[start Input material]

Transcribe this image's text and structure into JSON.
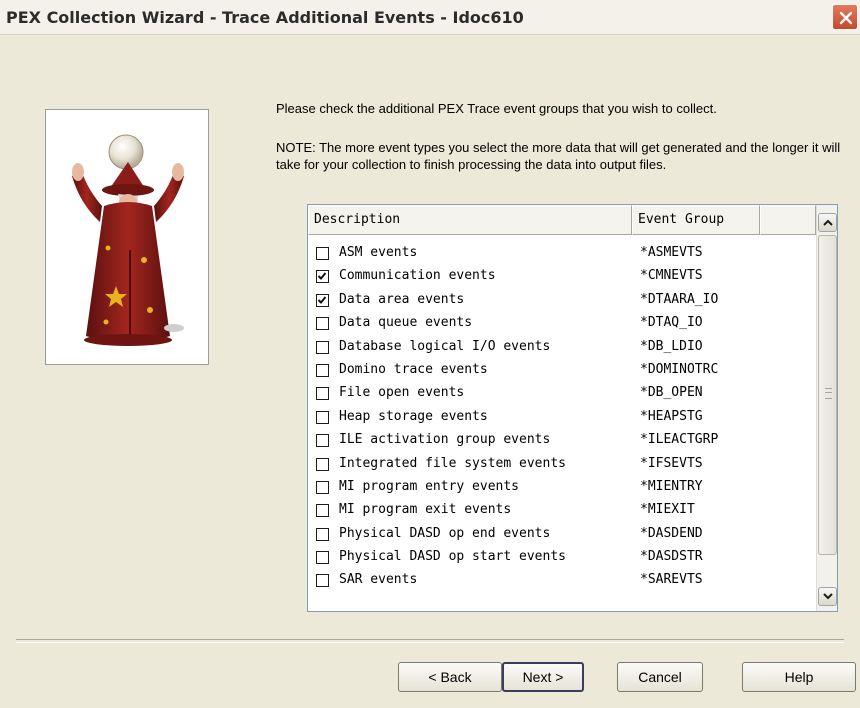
{
  "window": {
    "title": "PEX Collection Wizard - Trace Additional Events - Idoc610"
  },
  "content": {
    "instruction": "Please check the additional PEX Trace event groups that you wish to collect.",
    "note": "NOTE:  The more event types you select the more data that will get generated and the longer it will take for your collection to finish processing the data into output files."
  },
  "table": {
    "headers": {
      "description": "Description",
      "event_group": "Event Group"
    },
    "rows": [
      {
        "description": "ASM events",
        "group": "*ASMEVTS",
        "checked": false
      },
      {
        "description": "Communication events",
        "group": "*CMNEVTS",
        "checked": true
      },
      {
        "description": "Data area events",
        "group": "*DTAARA_IO",
        "checked": true
      },
      {
        "description": "Data queue events",
        "group": "*DTAQ_IO",
        "checked": false
      },
      {
        "description": "Database logical I/O events",
        "group": "*DB_LDIO",
        "checked": false
      },
      {
        "description": "Domino trace events",
        "group": "*DOMINOTRC",
        "checked": false
      },
      {
        "description": "File open events",
        "group": "*DB_OPEN",
        "checked": false
      },
      {
        "description": "Heap storage events",
        "group": "*HEAPSTG",
        "checked": false
      },
      {
        "description": "ILE activation group events",
        "group": "*ILEACTGRP",
        "checked": false
      },
      {
        "description": "Integrated file system events",
        "group": "*IFSEVTS",
        "checked": false
      },
      {
        "description": "MI program entry events",
        "group": "*MIENTRY",
        "checked": false
      },
      {
        "description": "MI program exit events",
        "group": "*MIEXIT",
        "checked": false
      },
      {
        "description": "Physical DASD op end events",
        "group": "*DASDEND",
        "checked": false
      },
      {
        "description": "Physical DASD op start events",
        "group": "*DASDSTR",
        "checked": false
      },
      {
        "description": "SAR events",
        "group": "*SAREVTS",
        "checked": false
      }
    ]
  },
  "buttons": {
    "back": "< Back",
    "next": "Next >",
    "cancel": "Cancel",
    "help": "Help"
  }
}
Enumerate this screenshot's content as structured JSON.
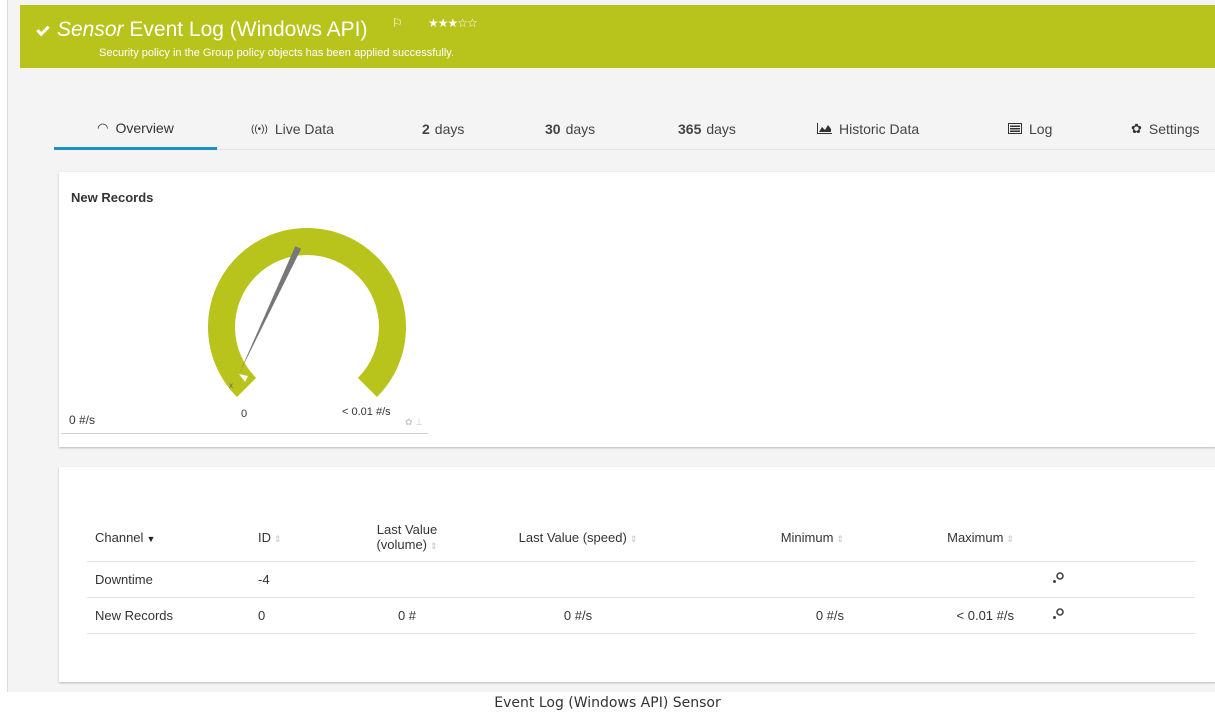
{
  "banner": {
    "sensor_type": "Sensor",
    "sensor_name": "Event Log (Windows API)",
    "flag_icon": "⚐",
    "stars": "★★★☆☆",
    "message": "Security policy in the Group policy objects has been applied successfully.",
    "color": "#b8c41c"
  },
  "tabs": [
    {
      "label": "Overview",
      "icon": "gauge-icon",
      "active": true
    },
    {
      "label": "Live Data",
      "icon": "live-signal-icon"
    },
    {
      "num": "2",
      "label": "days"
    },
    {
      "num": "30",
      "label": "days"
    },
    {
      "num": "365",
      "label": "days"
    },
    {
      "label": "Historic Data",
      "icon": "area-chart-icon"
    },
    {
      "label": "Log",
      "icon": "list-icon"
    },
    {
      "label": "Settings",
      "icon": "gear-icon"
    }
  ],
  "gauge": {
    "title": "New Records",
    "current_value": "0 #/s",
    "min_label": "0",
    "max_label": "< 0.01 #/s",
    "needle_fraction": 0.62,
    "color": "#b8c41c"
  },
  "table": {
    "headers": {
      "channel": "Channel",
      "id": "ID",
      "last_value_volume_line1": "Last Value",
      "last_value_volume_line2": "(volume)",
      "last_value_speed": "Last Value (speed)",
      "minimum": "Minimum",
      "maximum": "Maximum"
    },
    "rows": [
      {
        "channel": "Downtime",
        "id": "-4",
        "volume": "",
        "speed": "",
        "minimum": "",
        "maximum": ""
      },
      {
        "channel": "New Records",
        "id": "0",
        "volume": "0 #",
        "speed": "0 #/s",
        "minimum": "0 #/s",
        "maximum": "< 0.01 #/s"
      }
    ]
  },
  "caption": "Event Log (Windows API) Sensor"
}
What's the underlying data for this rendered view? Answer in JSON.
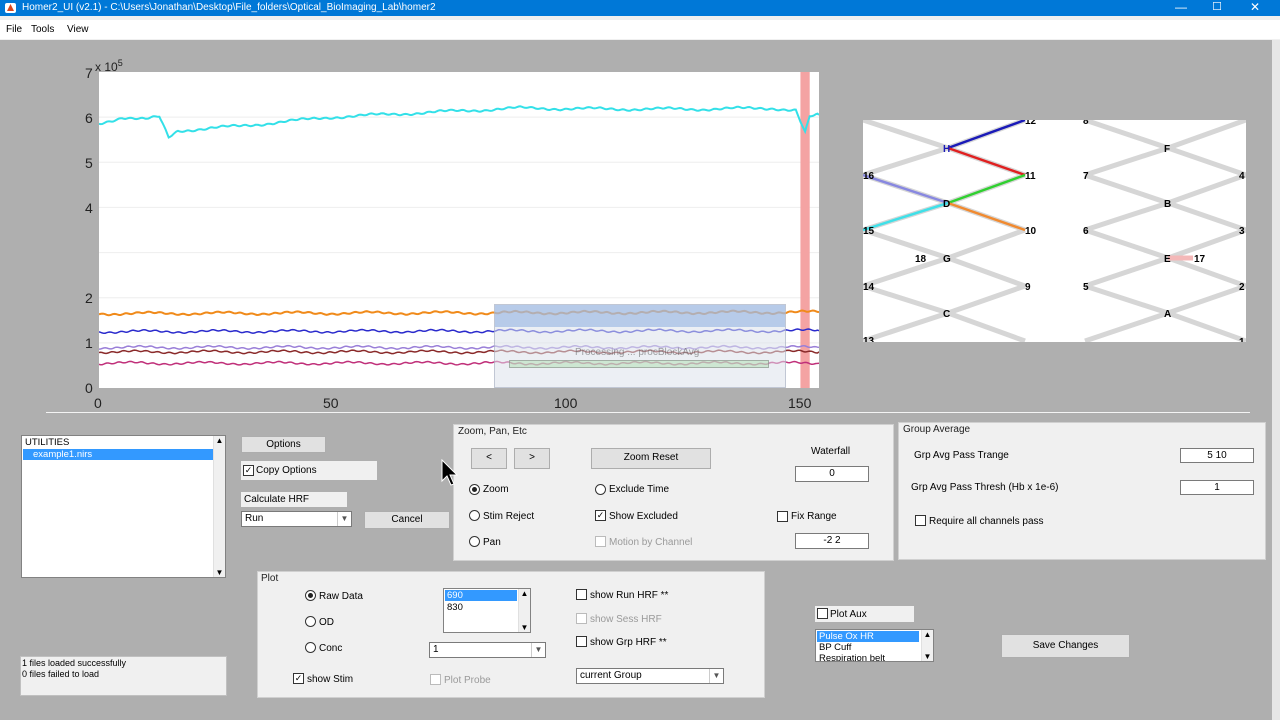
{
  "window": {
    "title": "Homer2_UI  (v2.1) - C:\\Users\\Jonathan\\Desktop\\File_folders\\Optical_BioImaging_Lab\\homer2",
    "minimize": "—",
    "maximize": "☐",
    "close": "✕"
  },
  "menu": [
    "File",
    "Tools",
    "View"
  ],
  "plot_axes": {
    "y_ticks": [
      "0",
      "1",
      "2",
      "4",
      "5",
      "6",
      "7"
    ],
    "x_ticks": [
      "0",
      "50",
      "100",
      "150"
    ],
    "y_exponent": "x 10",
    "y_exponent_power": "5"
  },
  "chart_data": {
    "type": "line",
    "x_range": [
      0,
      155
    ],
    "y_range": [
      0,
      700000
    ],
    "stim_region": [
      151,
      153
    ],
    "stim_color": "#f4a3a3",
    "series": [
      {
        "color": "#33e0e8",
        "values_x": [
          0,
          5,
          10,
          13,
          15,
          17,
          30,
          50,
          70,
          90,
          110,
          130,
          145,
          150,
          152,
          153,
          155
        ],
        "values_y": [
          585000,
          600000,
          595000,
          600000,
          555000,
          570000,
          580000,
          600000,
          610000,
          620000,
          618000,
          618000,
          620000,
          615000,
          565000,
          600000,
          605000
        ]
      },
      {
        "color": "#f08a1a",
        "values_x": [
          0,
          155
        ],
        "values_y": [
          165000,
          168000
        ]
      },
      {
        "color": "#2a2acc",
        "values_x": [
          0,
          155
        ],
        "values_y": [
          125000,
          127000
        ]
      },
      {
        "color": "#9a7fd8",
        "values_x": [
          0,
          155
        ],
        "values_y": [
          90000,
          90000
        ]
      },
      {
        "color": "#8a2a2a",
        "values_x": [
          0,
          155
        ],
        "values_y": [
          80000,
          80000
        ]
      },
      {
        "color": "#c0307a",
        "values_x": [
          0,
          155
        ],
        "values_y": [
          55000,
          55000
        ]
      }
    ]
  },
  "progress_dialog": {
    "text": "Processing ...  procBlockAvg"
  },
  "probe": {
    "labels": [
      "12",
      "11",
      "10",
      "9",
      "16",
      "15",
      "14",
      "13",
      "18",
      "G",
      "C",
      "8",
      "7",
      "6",
      "5",
      "F",
      "B",
      "E",
      "A",
      "17",
      "4",
      "3",
      "2",
      "1",
      "H",
      "D"
    ]
  },
  "utilities": {
    "header": "UTILITIES",
    "files": [
      "example1.nirs"
    ],
    "status": [
      "1 files loaded successfully",
      "0 files failed to load"
    ]
  },
  "options_button": "Options",
  "copy_options": "Copy Options",
  "calculate_hrf": "Calculate HRF",
  "run_select": "Run",
  "cancel_button": "Cancel",
  "zoom_panel": {
    "title": "Zoom, Pan, Etc",
    "prev": "<",
    "next": ">",
    "zoom_reset": "Zoom Reset",
    "waterfall_label": "Waterfall",
    "waterfall_value": "0",
    "zoom": "Zoom",
    "stim_reject": "Stim Reject",
    "pan": "Pan",
    "exclude_time": "Exclude Time",
    "show_excluded": "Show Excluded",
    "motion_by_channel": "Motion by Channel",
    "fix_range": "Fix Range",
    "fix_range_value": "-2 2"
  },
  "group_avg": {
    "title": "Group Average",
    "trange_label": "Grp Avg Pass Trange",
    "trange_value": "5 10",
    "thresh_label": "Grp Avg Pass Thresh (Hb x 1e-6)",
    "thresh_value": "1",
    "require_all": "Require all channels pass"
  },
  "plot_panel": {
    "title": "Plot",
    "raw_data": "Raw Data",
    "od": "OD",
    "conc": "Conc",
    "wavelengths": [
      "690",
      "830"
    ],
    "wl_select": "1",
    "show_stim": "show Stim",
    "plot_probe": "Plot Probe",
    "show_run_hrf": "show Run HRF **",
    "show_sess_hrf": "show Sess HRF",
    "show_grp_hrf": "show Grp HRF **",
    "group_select": "current Group"
  },
  "plot_aux": {
    "label": "Plot Aux",
    "items": [
      "Pulse Ox HR",
      "BP Cuff",
      "Respiration belt"
    ]
  },
  "save_changes": "Save Changes",
  "scroll_arrows": {
    "up": "▲",
    "down": "▼"
  }
}
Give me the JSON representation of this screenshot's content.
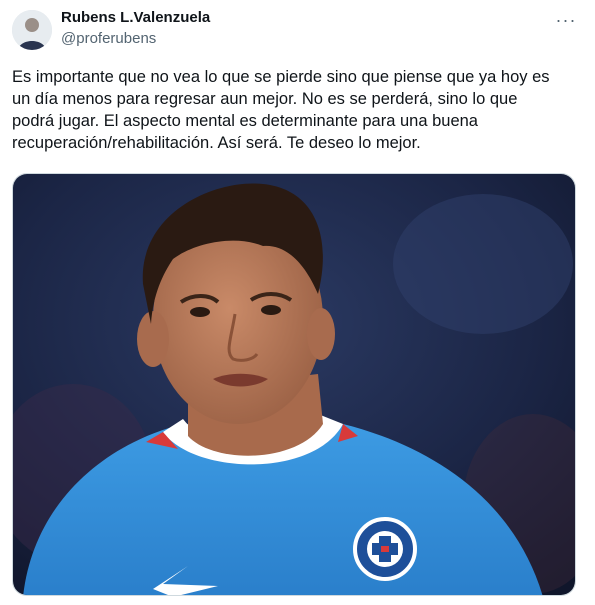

[end Input material]

Task goal: Lines that include the word "minimum" — how many are there in the data? Answer with the number alone.

Solution for this task: 3